Give again, unaltered, the line with "Serialize everything readable" and all lines that follow it in the listing below, minus any pictures.

——

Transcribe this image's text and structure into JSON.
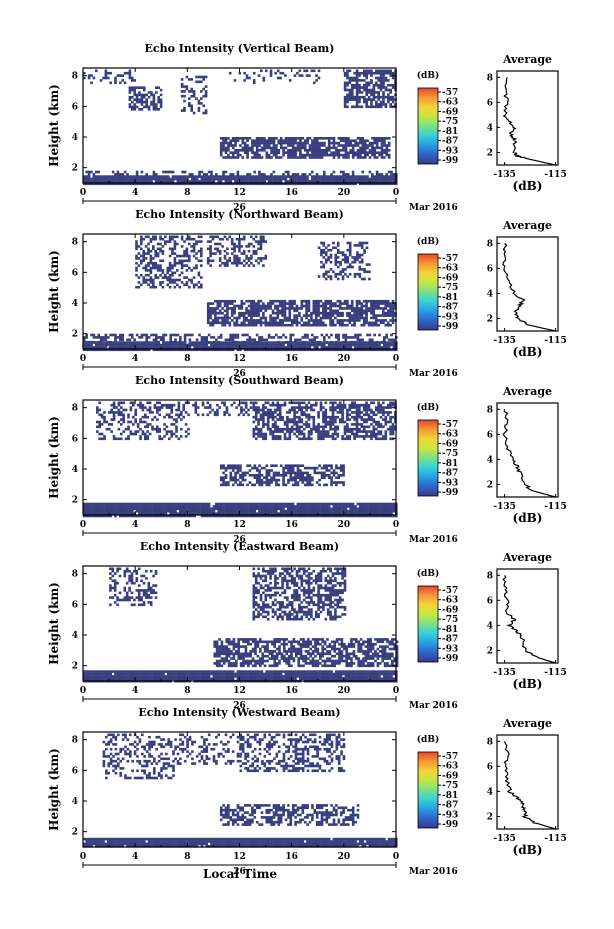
{
  "colors": {
    "echo": "#383f7e",
    "colorbar": [
      "#3a3a8c",
      "#2f63c8",
      "#2a9ee0",
      "#38d0d8",
      "#7be08a",
      "#c2e842",
      "#f4d43a",
      "#f59a35",
      "#e8452e"
    ]
  },
  "colorbar": {
    "unit_label": "(dB)",
    "tick_labels": [
      "-57",
      "-63",
      "-69",
      "-75",
      "-81",
      "-87",
      "-93",
      "-99"
    ]
  },
  "x_axis": {
    "tick_labels": [
      "0",
      "4",
      "8",
      "12",
      "16",
      "20",
      "0"
    ],
    "date_label": "26",
    "month_label": "Mar 2016",
    "xlabel": "Local Time"
  },
  "y_axis": {
    "label": "Height (km)",
    "tick_labels": [
      "2",
      "4",
      "6",
      "8"
    ]
  },
  "average_panel": {
    "title": "Average",
    "xlabel": "(dB)",
    "tick_labels": [
      "-135",
      "-115"
    ],
    "y_tick_labels": [
      "2",
      "4",
      "6",
      "8"
    ]
  },
  "panels": [
    {
      "title": "Echo Intensity (Vertical Beam)"
    },
    {
      "title": "Echo Intensity (Northward Beam)"
    },
    {
      "title": "Echo Intensity (Southward Beam)"
    },
    {
      "title": "Echo Intensity (Eastward Beam)"
    },
    {
      "title": "Echo Intensity (Westward Beam)"
    }
  ],
  "chart_data": [
    {
      "type": "heatmap",
      "beam": "Vertical",
      "x_range_hours": [
        0,
        24
      ],
      "y_range_km": [
        1,
        8.5
      ],
      "color_range_db": [
        -99,
        -57
      ],
      "echo_layers": [
        {
          "x0": 0,
          "x1": 24,
          "y0": 1.0,
          "y1": 1.5,
          "density": 0.97
        },
        {
          "x0": 0,
          "x1": 24,
          "y0": 1.5,
          "y1": 1.8,
          "density": 0.35
        },
        {
          "x0": 10.5,
          "x1": 23.5,
          "y0": 2.7,
          "y1": 4.0,
          "density": 0.75
        },
        {
          "x0": 3.5,
          "x1": 6,
          "y0": 5.8,
          "y1": 7.3,
          "density": 0.55
        },
        {
          "x0": 7.5,
          "x1": 9.5,
          "y0": 5.5,
          "y1": 8.0,
          "density": 0.3
        },
        {
          "x0": 20,
          "x1": 24,
          "y0": 6.0,
          "y1": 8.4,
          "density": 0.65
        },
        {
          "x0": 0,
          "x1": 4,
          "y0": 7.5,
          "y1": 8.4,
          "density": 0.25
        },
        {
          "x0": 11,
          "x1": 18,
          "y0": 7.5,
          "y1": 8.4,
          "density": 0.2
        }
      ],
      "average_profile": {
        "x_range_db": [
          -138,
          -114
        ],
        "height_km": [
          1.0,
          1.5,
          1.7,
          2.0,
          3.0,
          3.5,
          4.0,
          4.5,
          5.0,
          6.0,
          7.0,
          8.0
        ],
        "db": [
          -115,
          -126,
          -130,
          -131,
          -131,
          -133,
          -131,
          -133,
          -135,
          -134,
          -135,
          -134
        ]
      }
    },
    {
      "type": "heatmap",
      "beam": "Northward",
      "x_range_hours": [
        0,
        24
      ],
      "y_range_km": [
        1,
        8.5
      ],
      "color_range_db": [
        -99,
        -57
      ],
      "echo_layers": [
        {
          "x0": 0,
          "x1": 24,
          "y0": 1.0,
          "y1": 1.5,
          "density": 0.97
        },
        {
          "x0": 0,
          "x1": 24,
          "y0": 1.5,
          "y1": 2.0,
          "density": 0.45
        },
        {
          "x0": 9.5,
          "x1": 24,
          "y0": 2.5,
          "y1": 4.2,
          "density": 0.7
        },
        {
          "x0": 4,
          "x1": 9,
          "y0": 5.0,
          "y1": 8.4,
          "density": 0.45
        },
        {
          "x0": 9.5,
          "x1": 14,
          "y0": 6.5,
          "y1": 8.4,
          "density": 0.4
        },
        {
          "x0": 18,
          "x1": 22,
          "y0": 5.5,
          "y1": 8.0,
          "density": 0.35
        }
      ],
      "average_profile": {
        "x_range_db": [
          -138,
          -114
        ],
        "height_km": [
          1.0,
          1.5,
          2.0,
          2.5,
          3.0,
          3.5,
          4.0,
          5.0,
          6.0,
          7.0,
          8.0
        ],
        "db": [
          -115,
          -126,
          -130,
          -131,
          -129,
          -128,
          -131,
          -134,
          -135,
          -135,
          -135
        ]
      }
    },
    {
      "type": "heatmap",
      "beam": "Southward",
      "x_range_hours": [
        0,
        24
      ],
      "y_range_km": [
        1,
        8.5
      ],
      "color_range_db": [
        -99,
        -57
      ],
      "echo_layers": [
        {
          "x0": 0,
          "x1": 24,
          "y0": 1.0,
          "y1": 1.8,
          "density": 0.97
        },
        {
          "x0": 10.5,
          "x1": 20,
          "y0": 3.0,
          "y1": 4.3,
          "density": 0.55
        },
        {
          "x0": 1,
          "x1": 8,
          "y0": 6.0,
          "y1": 8.4,
          "density": 0.4
        },
        {
          "x0": 13,
          "x1": 24,
          "y0": 6.0,
          "y1": 8.4,
          "density": 0.6
        },
        {
          "x0": 8,
          "x1": 13,
          "y0": 7.5,
          "y1": 8.4,
          "density": 0.35
        }
      ],
      "average_profile": {
        "x_range_db": [
          -138,
          -114
        ],
        "height_km": [
          1.0,
          1.5,
          2.0,
          3.0,
          3.5,
          4.0,
          5.0,
          6.0,
          7.0,
          8.0
        ],
        "db": [
          -115,
          -124,
          -127,
          -129,
          -130,
          -132,
          -134,
          -135,
          -134,
          -135
        ]
      }
    },
    {
      "type": "heatmap",
      "beam": "Eastward",
      "x_range_hours": [
        0,
        24
      ],
      "y_range_km": [
        1,
        8.5
      ],
      "color_range_db": [
        -99,
        -57
      ],
      "echo_layers": [
        {
          "x0": 0,
          "x1": 24,
          "y0": 1.0,
          "y1": 1.7,
          "density": 0.97
        },
        {
          "x0": 10,
          "x1": 24,
          "y0": 2.0,
          "y1": 3.8,
          "density": 0.65
        },
        {
          "x0": 2,
          "x1": 5.5,
          "y0": 6.0,
          "y1": 8.4,
          "density": 0.35
        },
        {
          "x0": 13,
          "x1": 20,
          "y0": 5.0,
          "y1": 8.4,
          "density": 0.55
        }
      ],
      "average_profile": {
        "x_range_db": [
          -138,
          -114
        ],
        "height_km": [
          1.0,
          1.5,
          2.0,
          3.0,
          3.5,
          4.0,
          4.5,
          5.0,
          6.0,
          7.0,
          8.0
        ],
        "db": [
          -115,
          -123,
          -127,
          -128,
          -130,
          -133,
          -131,
          -134,
          -134,
          -135,
          -135
        ]
      }
    },
    {
      "type": "heatmap",
      "beam": "Westward",
      "x_range_hours": [
        0,
        24
      ],
      "y_range_km": [
        1,
        8.5
      ],
      "color_range_db": [
        -99,
        -57
      ],
      "echo_layers": [
        {
          "x0": 0,
          "x1": 24,
          "y0": 1.0,
          "y1": 1.6,
          "density": 0.97
        },
        {
          "x0": 10.5,
          "x1": 21,
          "y0": 2.5,
          "y1": 3.8,
          "density": 0.55
        },
        {
          "x0": 1.5,
          "x1": 7,
          "y0": 5.5,
          "y1": 8.4,
          "density": 0.35
        },
        {
          "x0": 7,
          "x1": 12,
          "y0": 6.5,
          "y1": 8.4,
          "density": 0.3
        },
        {
          "x0": 12,
          "x1": 20,
          "y0": 6.0,
          "y1": 8.4,
          "density": 0.4
        }
      ],
      "average_profile": {
        "x_range_db": [
          -138,
          -114
        ],
        "height_km": [
          1.0,
          1.5,
          2.0,
          2.5,
          3.0,
          3.5,
          4.0,
          5.0,
          6.0,
          7.0,
          8.0
        ],
        "db": [
          -115,
          -123,
          -127,
          -127,
          -128,
          -130,
          -133,
          -134,
          -135,
          -134,
          -135
        ]
      }
    }
  ]
}
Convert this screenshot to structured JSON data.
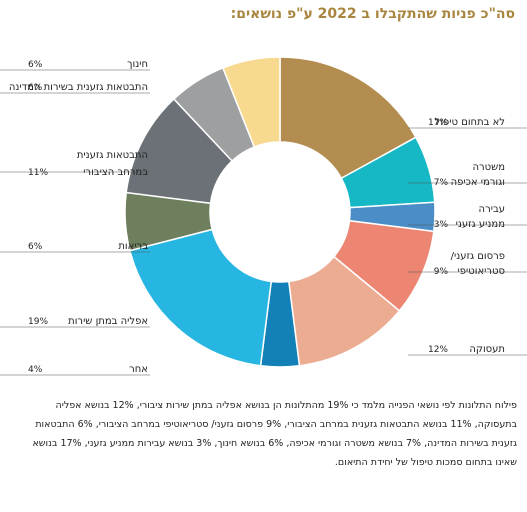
{
  "title": "סה\"כ פניות שהתקבלו ב 2022 ע\"פ נושאים:",
  "chart_data": {
    "type": "donut",
    "title": "סה\"כ פניות שהתקבלו ב 2022 ע\"פ נושאים:",
    "unit": "%",
    "slices": [
      {
        "label": "לא בתחום טיפול",
        "lines": [
          "לא בתחום טיפול"
        ],
        "value": 17,
        "pct_label": "17%",
        "color": "#b38d50"
      },
      {
        "label": "משטרה וגורמי אכיפה",
        "lines": [
          "משטרה",
          "וגורמי אכיפה"
        ],
        "value": 7,
        "pct_label": "7%",
        "color": "#15b8c4"
      },
      {
        "label": "עבירה ממניע גזעני",
        "lines": [
          "עבירה",
          "ממניע גזעני"
        ],
        "value": 3,
        "pct_label": "3%",
        "color": "#4a8dc7"
      },
      {
        "label": "פרסום גזעני/ סטריאוטיפי",
        "lines": [
          "פרסום גזעני/",
          "סטריאוטיפי"
        ],
        "value": 9,
        "pct_label": "9%",
        "color": "#ec8672"
      },
      {
        "label": "תעסוקה",
        "lines": [
          "תעסוקה"
        ],
        "value": 12,
        "pct_label": "12%",
        "color": "#ecac92"
      },
      {
        "label": "אחר",
        "lines": [
          "אחר"
        ],
        "value": 4,
        "pct_label": "4%",
        "color": "#1380b8"
      },
      {
        "label": "אפליה במתן שירות",
        "lines": [
          "אפליה במתן שירות"
        ],
        "value": 19,
        "pct_label": "19%",
        "color": "#27b6e2"
      },
      {
        "label": "בריאות",
        "lines": [
          "בריאות"
        ],
        "value": 6,
        "pct_label": "6%",
        "color": "#6d7f5c"
      },
      {
        "label": "התבטאות גזענית במרחב הציבורי",
        "lines": [
          "התבטאות גזענית",
          "במרחב הציבורי"
        ],
        "value": 11,
        "pct_label": "11%",
        "color": "#6b7176"
      },
      {
        "label": "התבטאות גזענית בשירות המדינה",
        "lines": [
          "התבטאות גזענית בשירות המדינה"
        ],
        "value": 6,
        "pct_label": "6%",
        "color": "#9d9fa1"
      },
      {
        "label": "חינוך",
        "lines": [
          "חינוך"
        ],
        "value": 6,
        "pct_label": "6%",
        "color": "#f7d990"
      }
    ]
  },
  "footnote": "פילוח התלונות לפי נושאי הפנייה מלמד כי 19% מהתלונות הן בנושא אפליה במתן שירות ציבורי, 12% בנושא אפליה בתעסוקה, 11% בנושא התבטאות גזענית במרחב הציבורי, 9% פרסום גזעני/ סטריאוטיפי במרחב הציבורי, 6% התבטאות גזענית בשירות המדינה, 7% בנושא משטרה וגורמי אכיפה, 6% בנושא חינוך, 3% בנושא עבירות ממניע גזעני, 17% בנושא שאינו בתחום סמכות טיפול של יחידת התיאום."
}
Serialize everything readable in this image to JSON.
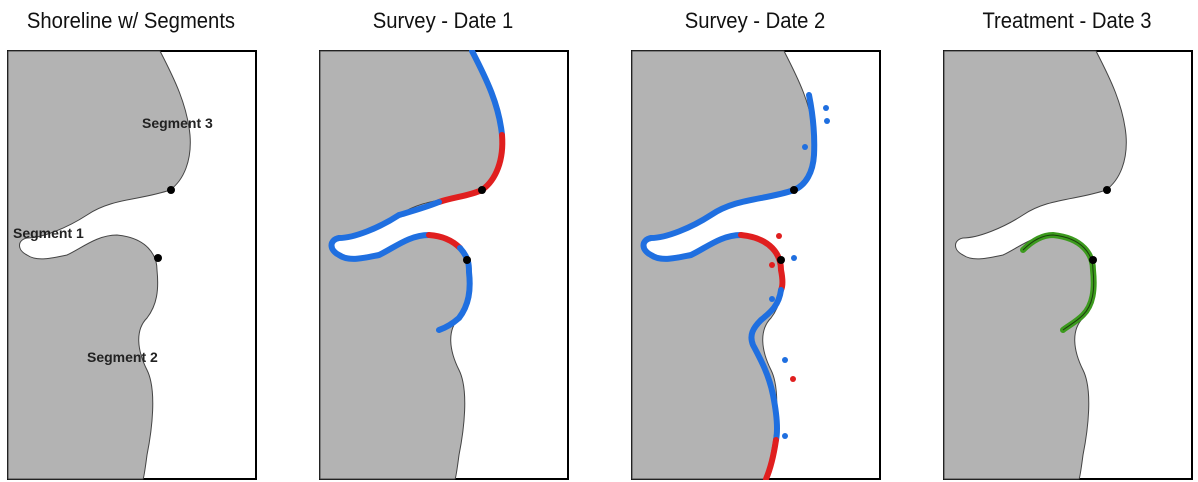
{
  "panels": [
    {
      "title": "Shoreline w/ Segments"
    },
    {
      "title": "Survey - Date 1"
    },
    {
      "title": "Survey - Date 2"
    },
    {
      "title": "Treatment - Date 3"
    }
  ],
  "segment_labels": {
    "segment_1": "Segment 1",
    "segment_2": "Segment 2",
    "segment_3": "Segment 3"
  },
  "colors": {
    "land": "#b3b3b3",
    "survey_clean": "#1f6fe0",
    "survey_oiled": "#e01f1f",
    "treatment": "#3c9a1e",
    "boundary": "#000000"
  }
}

——

- _EXPECTED ANSWER_
Serialize everything readable in this image to JSON.
{
  "panels": [
    {
      "title": "Shoreline w/ Segments"
    },
    {
      "title": "Survey - Date 1"
    },
    {
      "title": "Survey - Date 2"
    },
    {
      "title": "Treatment - Date 3"
    }
  ],
  "segment_labels": {
    "segment_1": "Segment 1",
    "segment_2": "Segment 2",
    "segment_3": "Segment 3"
  },
  "colors": {
    "land": "#b3b3b3",
    "survey_clean": "#1f6fe0",
    "survey_oiled": "#e01f1f",
    "treatment": "#3c9a1e",
    "boundary": "#000000"
  }
}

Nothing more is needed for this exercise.